**Exercise objective**
Repeat each line exactly, leaving nothing out.

**Supplied records**
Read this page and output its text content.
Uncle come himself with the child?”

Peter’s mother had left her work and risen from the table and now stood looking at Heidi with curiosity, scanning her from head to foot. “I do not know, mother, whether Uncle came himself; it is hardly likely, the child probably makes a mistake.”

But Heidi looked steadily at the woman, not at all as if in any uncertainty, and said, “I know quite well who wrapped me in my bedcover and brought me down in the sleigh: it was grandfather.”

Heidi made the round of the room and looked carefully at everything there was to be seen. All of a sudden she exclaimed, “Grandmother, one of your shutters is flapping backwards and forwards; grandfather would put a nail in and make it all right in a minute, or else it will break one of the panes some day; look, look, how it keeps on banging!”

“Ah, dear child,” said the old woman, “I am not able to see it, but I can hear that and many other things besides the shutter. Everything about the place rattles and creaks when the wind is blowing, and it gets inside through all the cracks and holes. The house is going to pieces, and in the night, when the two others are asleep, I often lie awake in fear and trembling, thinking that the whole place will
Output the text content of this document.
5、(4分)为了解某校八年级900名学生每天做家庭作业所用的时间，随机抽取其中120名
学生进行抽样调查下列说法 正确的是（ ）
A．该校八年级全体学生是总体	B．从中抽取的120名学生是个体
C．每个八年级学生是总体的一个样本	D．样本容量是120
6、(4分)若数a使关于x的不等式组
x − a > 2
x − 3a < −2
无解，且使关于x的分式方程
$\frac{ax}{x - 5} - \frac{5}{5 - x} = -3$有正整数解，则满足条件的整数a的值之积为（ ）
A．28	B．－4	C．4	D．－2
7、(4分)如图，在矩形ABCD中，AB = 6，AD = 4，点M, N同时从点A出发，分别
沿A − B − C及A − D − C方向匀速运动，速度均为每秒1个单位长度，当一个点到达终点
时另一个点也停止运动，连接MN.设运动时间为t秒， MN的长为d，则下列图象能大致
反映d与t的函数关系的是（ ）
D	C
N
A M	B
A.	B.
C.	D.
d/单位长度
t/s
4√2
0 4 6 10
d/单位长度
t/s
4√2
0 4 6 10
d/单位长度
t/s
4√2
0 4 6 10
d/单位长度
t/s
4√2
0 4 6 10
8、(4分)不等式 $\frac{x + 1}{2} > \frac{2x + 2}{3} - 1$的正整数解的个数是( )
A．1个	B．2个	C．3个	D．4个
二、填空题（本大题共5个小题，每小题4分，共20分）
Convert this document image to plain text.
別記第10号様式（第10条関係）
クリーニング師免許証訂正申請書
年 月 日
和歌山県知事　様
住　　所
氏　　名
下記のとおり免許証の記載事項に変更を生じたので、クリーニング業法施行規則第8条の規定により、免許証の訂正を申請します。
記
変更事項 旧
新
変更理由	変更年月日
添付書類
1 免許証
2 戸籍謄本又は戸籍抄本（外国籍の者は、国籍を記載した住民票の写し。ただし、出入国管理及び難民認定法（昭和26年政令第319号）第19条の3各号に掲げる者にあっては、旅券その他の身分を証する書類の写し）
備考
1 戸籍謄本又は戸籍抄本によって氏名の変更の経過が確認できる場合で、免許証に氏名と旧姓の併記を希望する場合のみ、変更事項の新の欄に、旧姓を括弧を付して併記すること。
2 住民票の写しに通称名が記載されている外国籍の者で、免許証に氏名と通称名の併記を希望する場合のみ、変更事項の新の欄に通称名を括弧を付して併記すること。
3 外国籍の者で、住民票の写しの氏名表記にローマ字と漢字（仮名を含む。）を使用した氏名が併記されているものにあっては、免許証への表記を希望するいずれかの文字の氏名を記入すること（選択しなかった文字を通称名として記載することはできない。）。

**Result for this exercise**
Read this page and output its text content.
Uncle come himself with the child?”

Peter’s mother had left her work and risen from the table and now stood looking at Heidi with curiosity, scanning her from head to foot. “I do not know, mother, whether Uncle came himself; it is hardly likely, the child probably makes a mistake.”

But Heidi looked steadily at the woman, not at all as if in any uncertainty, and said, “I know quite well who wrapped me in my bedcover and brought me down in the sleigh: it was grandfather.”

Heidi made the round of the room and looked carefully at everything there was to be seen. All of a sudden she exclaimed, “Grandmother, one of your shutters is flapping backwards and forwards; grandfather would put a nail in and make it all right in a minute, or else it will break one of the panes some day; look, look, how it keeps on banging!”

“Ah, dear child,” said the old woman, “I am not able to see it, but I can hear that and many other things besides the shutter. Everything about the place rattles and creaks when the wind is blowing, and it gets inside through all the cracks and holes. The house is going to pieces, and in the night, when the two others are asleep, I often lie awake in fear and trembling, thinking that the whole place will
Output the text content of this document.
5、(4分)为了解某校八年级900名学生每天做家庭作业所用的时间，随机抽取其中120名
学生进行抽样调查下列说法 正确的是（ ）
A．该校八年级全体学生是总体	B．从中抽取的120名学生是个体
C．每个八年级学生是总体的一个样本	D．样本容量是120
6、(4分)若数a使关于x的不等式组
x − a > 2
x − 3a < −2
无解，且使关于x的分式方程
$\frac{ax}{x - 5} - \frac{5}{5 - x} = -3$有正整数解，则满足条件的整数a的值之积为（ ）
A．28	B．－4	C．4	D．－2
7、(4分)如图，在矩形ABCD中，AB = 6，AD = 4，点M, N同时从点A出发，分别
沿A − B − C及A − D − C方向匀速运动，速度均为每秒1个单位长度，当一个点到达终点
时另一个点也停止运动，连接MN.设运动时间为t秒， MN的长为d，则下列图象能大致
反映d与t的函数关系的是（ ）
D	C
N
A M	B
A.	B.
C.	D.
d/单位长度
t/s
4√2
0 4 6 10
d/单位长度
t/s
4√2
0 4 6 10
d/单位长度
t/s
4√2
0 4 6 10
d/单位长度
t/s
4√2
0 4 6 10
8、(4分)不等式 $\frac{x + 1}{2} > \frac{2x + 2}{3} - 1$的正整数解的个数是( )
A．1个	B．2个	C．3个	D．4个
二、填空题（本大题共5个小题，每小题4分，共20分）
Convert this document image to plain text.
別記第10号様式（第10条関係）
クリーニング師免許証訂正申請書
年 月 日
和歌山県知事　様
住　　所
氏　　名
下記のとおり免許証の記載事項に変更を生じたので、クリーニング業法施行規則第8条の規定により、免許証の訂正を申請します。
記
変更事項 旧
新
変更理由	変更年月日
添付書類
1 免許証
2 戸籍謄本又は戸籍抄本（外国籍の者は、国籍を記載した住民票の写し。ただし、出入国管理及び難民認定法（昭和26年政令第319号）第19条の3各号に掲げる者にあっては、旅券その他の身分を証する書類の写し）
備考
1 戸籍謄本又は戸籍抄本によって氏名の変更の経過が確認できる場合で、免許証に氏名と旧姓の併記を希望する場合のみ、変更事項の新の欄に、旧姓を括弧を付して併記すること。
2 住民票の写しに通称名が記載されている外国籍の者で、免許証に氏名と通称名の併記を希望する場合のみ、変更事項の新の欄に通称名を括弧を付して併記すること。
3 外国籍の者で、住民票の写しの氏名表記にローマ字と漢字（仮名を含む。）を使用した氏名が併記されているものにあっては、免許証への表記を希望するいずれかの文字の氏名を記入すること（選択しなかった文字を通称名として記載することはできない。）。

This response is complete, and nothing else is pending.